--- start Raw data ---
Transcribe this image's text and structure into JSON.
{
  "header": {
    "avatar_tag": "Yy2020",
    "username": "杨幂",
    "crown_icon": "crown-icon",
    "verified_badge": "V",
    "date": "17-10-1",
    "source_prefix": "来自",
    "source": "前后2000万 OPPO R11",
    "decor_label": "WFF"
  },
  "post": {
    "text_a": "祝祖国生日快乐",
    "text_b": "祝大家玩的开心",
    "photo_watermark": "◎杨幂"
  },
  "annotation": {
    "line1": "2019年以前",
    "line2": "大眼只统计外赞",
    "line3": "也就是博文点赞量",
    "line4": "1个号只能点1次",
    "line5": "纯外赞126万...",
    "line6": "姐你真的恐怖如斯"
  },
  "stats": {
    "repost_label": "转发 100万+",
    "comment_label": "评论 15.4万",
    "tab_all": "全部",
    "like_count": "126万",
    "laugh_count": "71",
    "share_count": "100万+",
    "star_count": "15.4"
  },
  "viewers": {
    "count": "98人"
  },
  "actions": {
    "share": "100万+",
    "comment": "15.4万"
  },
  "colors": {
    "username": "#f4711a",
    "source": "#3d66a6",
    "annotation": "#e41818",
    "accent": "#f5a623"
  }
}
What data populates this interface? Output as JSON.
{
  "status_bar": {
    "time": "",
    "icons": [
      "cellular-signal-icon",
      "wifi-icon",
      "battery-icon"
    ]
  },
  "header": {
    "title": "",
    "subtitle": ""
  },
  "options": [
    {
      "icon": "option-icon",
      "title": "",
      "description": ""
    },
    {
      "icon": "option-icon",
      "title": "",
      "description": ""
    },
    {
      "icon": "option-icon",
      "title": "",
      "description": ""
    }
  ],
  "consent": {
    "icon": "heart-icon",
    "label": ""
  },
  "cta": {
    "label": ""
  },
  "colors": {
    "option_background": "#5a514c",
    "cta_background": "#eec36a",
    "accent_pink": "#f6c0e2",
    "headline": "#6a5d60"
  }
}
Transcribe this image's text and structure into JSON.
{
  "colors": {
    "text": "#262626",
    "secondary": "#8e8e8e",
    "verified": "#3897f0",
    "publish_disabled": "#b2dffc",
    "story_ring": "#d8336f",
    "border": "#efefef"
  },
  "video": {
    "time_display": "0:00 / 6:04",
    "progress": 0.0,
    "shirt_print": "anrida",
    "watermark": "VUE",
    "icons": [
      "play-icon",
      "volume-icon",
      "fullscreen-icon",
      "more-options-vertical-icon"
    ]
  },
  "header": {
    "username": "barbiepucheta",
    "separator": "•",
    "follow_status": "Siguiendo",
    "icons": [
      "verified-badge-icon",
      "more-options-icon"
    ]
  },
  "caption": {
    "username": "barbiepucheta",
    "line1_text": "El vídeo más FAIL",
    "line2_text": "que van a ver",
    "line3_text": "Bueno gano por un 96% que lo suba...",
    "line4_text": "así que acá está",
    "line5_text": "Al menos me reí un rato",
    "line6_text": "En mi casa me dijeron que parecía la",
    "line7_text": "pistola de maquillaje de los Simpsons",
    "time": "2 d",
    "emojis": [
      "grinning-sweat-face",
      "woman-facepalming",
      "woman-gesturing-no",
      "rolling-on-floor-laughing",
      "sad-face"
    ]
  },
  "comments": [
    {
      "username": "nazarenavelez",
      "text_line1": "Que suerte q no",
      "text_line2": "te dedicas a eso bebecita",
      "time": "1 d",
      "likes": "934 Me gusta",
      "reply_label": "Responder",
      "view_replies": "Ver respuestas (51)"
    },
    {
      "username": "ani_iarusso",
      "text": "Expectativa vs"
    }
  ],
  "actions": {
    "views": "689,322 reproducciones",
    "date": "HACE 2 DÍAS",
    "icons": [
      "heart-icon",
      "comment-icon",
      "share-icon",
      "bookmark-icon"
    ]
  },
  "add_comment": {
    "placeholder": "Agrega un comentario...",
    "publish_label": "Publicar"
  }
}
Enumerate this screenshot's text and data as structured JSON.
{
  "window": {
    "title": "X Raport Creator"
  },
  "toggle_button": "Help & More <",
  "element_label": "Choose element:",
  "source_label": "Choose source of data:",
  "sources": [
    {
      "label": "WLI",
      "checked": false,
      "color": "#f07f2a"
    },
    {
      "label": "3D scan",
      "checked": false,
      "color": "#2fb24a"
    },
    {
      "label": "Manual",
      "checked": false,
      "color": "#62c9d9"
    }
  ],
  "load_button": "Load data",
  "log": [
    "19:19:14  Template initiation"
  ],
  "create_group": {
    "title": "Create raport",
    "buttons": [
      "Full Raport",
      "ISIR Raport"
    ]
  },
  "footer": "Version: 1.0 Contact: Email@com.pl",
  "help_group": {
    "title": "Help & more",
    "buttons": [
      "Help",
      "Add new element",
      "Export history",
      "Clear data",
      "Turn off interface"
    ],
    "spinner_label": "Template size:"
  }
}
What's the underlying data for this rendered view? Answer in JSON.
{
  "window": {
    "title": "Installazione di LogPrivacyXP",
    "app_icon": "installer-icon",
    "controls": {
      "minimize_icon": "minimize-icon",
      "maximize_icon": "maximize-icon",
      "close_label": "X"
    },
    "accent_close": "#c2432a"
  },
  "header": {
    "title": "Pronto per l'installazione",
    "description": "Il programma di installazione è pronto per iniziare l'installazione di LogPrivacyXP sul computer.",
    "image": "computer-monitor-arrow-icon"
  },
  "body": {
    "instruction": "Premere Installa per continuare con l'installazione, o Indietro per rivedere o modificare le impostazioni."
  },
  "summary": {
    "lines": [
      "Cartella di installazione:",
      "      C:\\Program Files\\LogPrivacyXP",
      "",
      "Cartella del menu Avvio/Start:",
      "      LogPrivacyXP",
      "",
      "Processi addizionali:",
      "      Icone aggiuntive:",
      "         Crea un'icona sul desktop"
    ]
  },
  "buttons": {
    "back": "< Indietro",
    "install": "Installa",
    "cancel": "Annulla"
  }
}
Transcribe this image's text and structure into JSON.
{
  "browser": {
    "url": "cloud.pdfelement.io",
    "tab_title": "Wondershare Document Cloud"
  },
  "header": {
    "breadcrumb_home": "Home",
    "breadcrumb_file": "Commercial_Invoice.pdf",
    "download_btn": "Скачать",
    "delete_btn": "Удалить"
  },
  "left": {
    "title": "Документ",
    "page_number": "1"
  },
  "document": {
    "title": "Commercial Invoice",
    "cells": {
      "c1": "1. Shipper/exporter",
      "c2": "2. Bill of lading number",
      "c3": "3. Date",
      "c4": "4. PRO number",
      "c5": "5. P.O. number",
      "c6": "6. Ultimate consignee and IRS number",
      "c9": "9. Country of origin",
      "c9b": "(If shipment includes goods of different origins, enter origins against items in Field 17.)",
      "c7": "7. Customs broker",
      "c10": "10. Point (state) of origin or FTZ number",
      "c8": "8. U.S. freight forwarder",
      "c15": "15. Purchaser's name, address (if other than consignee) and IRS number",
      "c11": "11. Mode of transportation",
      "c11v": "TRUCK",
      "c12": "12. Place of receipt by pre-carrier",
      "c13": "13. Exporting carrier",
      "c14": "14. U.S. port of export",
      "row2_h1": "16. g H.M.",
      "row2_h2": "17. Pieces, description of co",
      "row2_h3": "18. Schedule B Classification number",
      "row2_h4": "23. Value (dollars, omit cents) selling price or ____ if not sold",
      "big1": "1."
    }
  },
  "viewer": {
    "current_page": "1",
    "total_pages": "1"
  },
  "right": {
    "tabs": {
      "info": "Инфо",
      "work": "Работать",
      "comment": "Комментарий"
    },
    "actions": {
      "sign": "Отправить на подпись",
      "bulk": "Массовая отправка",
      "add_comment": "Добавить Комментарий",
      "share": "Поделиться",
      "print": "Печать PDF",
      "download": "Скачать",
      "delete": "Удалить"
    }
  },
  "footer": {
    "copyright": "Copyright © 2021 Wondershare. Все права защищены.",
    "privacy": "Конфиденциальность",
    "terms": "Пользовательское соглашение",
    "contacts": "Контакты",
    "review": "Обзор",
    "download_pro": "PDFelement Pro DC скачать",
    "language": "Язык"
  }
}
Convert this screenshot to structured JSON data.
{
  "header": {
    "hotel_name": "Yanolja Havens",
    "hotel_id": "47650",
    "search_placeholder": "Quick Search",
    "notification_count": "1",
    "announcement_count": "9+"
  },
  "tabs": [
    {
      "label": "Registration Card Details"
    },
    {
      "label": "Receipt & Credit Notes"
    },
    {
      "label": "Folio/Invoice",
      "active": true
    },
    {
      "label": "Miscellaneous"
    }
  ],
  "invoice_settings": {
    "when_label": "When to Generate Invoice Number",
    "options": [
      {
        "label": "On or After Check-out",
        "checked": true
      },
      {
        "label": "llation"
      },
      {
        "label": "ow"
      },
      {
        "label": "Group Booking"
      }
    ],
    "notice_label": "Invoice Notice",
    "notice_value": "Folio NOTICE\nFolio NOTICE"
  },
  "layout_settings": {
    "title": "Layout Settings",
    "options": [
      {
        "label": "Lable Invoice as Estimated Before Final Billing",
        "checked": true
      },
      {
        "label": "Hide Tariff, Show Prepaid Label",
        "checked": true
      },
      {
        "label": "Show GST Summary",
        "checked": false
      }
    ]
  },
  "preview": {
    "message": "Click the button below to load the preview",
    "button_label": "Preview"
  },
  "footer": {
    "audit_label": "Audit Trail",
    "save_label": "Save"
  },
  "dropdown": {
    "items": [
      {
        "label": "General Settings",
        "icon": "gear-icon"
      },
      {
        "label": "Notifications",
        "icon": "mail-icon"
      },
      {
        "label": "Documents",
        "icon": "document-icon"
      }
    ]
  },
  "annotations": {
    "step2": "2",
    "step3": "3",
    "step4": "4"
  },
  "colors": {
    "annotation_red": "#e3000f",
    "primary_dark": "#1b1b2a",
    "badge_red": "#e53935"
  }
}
--- end Raw data ---
__Request__. From the entries, report each line that includes the word "Комментарий".

__Result for this exercise__.
      "comment": "Комментарий"
      "add_comment": "Добавить Комментарий",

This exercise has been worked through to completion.